:: MATERIAL FOR THIS TASK

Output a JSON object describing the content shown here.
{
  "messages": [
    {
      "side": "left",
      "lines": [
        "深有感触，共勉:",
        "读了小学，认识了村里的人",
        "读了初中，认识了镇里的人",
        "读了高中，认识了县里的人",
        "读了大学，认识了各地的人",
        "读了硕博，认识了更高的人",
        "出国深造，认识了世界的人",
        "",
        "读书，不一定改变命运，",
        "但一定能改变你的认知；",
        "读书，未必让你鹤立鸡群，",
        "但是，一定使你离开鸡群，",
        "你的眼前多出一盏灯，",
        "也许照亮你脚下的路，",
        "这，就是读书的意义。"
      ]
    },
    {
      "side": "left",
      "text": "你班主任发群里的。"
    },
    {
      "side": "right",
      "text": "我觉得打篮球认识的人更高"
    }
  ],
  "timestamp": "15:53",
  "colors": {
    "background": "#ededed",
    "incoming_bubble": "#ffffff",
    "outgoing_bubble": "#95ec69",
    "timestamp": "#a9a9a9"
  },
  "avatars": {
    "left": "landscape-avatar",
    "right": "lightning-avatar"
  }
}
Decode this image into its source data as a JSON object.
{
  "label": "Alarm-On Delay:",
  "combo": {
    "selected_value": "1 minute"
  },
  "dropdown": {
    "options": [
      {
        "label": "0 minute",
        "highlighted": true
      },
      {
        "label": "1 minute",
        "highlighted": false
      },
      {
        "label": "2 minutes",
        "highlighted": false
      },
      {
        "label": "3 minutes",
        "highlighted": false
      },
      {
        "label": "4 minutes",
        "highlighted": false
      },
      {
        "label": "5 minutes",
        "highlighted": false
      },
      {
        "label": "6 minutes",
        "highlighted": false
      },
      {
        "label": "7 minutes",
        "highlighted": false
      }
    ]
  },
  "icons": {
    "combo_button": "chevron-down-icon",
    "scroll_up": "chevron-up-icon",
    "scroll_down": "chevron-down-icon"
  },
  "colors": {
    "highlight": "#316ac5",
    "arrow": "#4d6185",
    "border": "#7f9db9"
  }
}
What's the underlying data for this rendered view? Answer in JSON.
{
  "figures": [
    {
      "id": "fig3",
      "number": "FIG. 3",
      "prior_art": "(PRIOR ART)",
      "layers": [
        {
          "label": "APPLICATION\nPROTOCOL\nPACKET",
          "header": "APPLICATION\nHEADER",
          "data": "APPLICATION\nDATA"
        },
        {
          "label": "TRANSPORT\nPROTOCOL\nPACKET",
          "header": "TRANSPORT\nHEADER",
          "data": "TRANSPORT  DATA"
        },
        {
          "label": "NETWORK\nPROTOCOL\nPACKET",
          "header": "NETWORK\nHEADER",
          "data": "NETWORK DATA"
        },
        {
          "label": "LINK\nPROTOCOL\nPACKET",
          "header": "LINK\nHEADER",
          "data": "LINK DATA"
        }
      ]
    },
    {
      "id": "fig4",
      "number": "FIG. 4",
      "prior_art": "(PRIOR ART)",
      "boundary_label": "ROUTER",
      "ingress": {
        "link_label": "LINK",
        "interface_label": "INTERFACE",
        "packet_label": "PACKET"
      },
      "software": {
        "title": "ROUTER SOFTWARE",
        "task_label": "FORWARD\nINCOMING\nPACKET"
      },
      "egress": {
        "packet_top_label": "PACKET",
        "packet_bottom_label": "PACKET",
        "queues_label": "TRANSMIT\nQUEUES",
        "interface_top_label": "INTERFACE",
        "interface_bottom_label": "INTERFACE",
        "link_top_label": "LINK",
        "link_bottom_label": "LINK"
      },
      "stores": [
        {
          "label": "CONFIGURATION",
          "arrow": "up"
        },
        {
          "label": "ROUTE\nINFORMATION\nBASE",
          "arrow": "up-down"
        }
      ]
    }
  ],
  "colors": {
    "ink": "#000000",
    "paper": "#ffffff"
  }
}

::::

▸ WORK TO COMPLETE
Say how many lines have the string "nHEADER" in them, offering no words beyond the number.

▸ ANSWER FOR THIS EXERCISE
4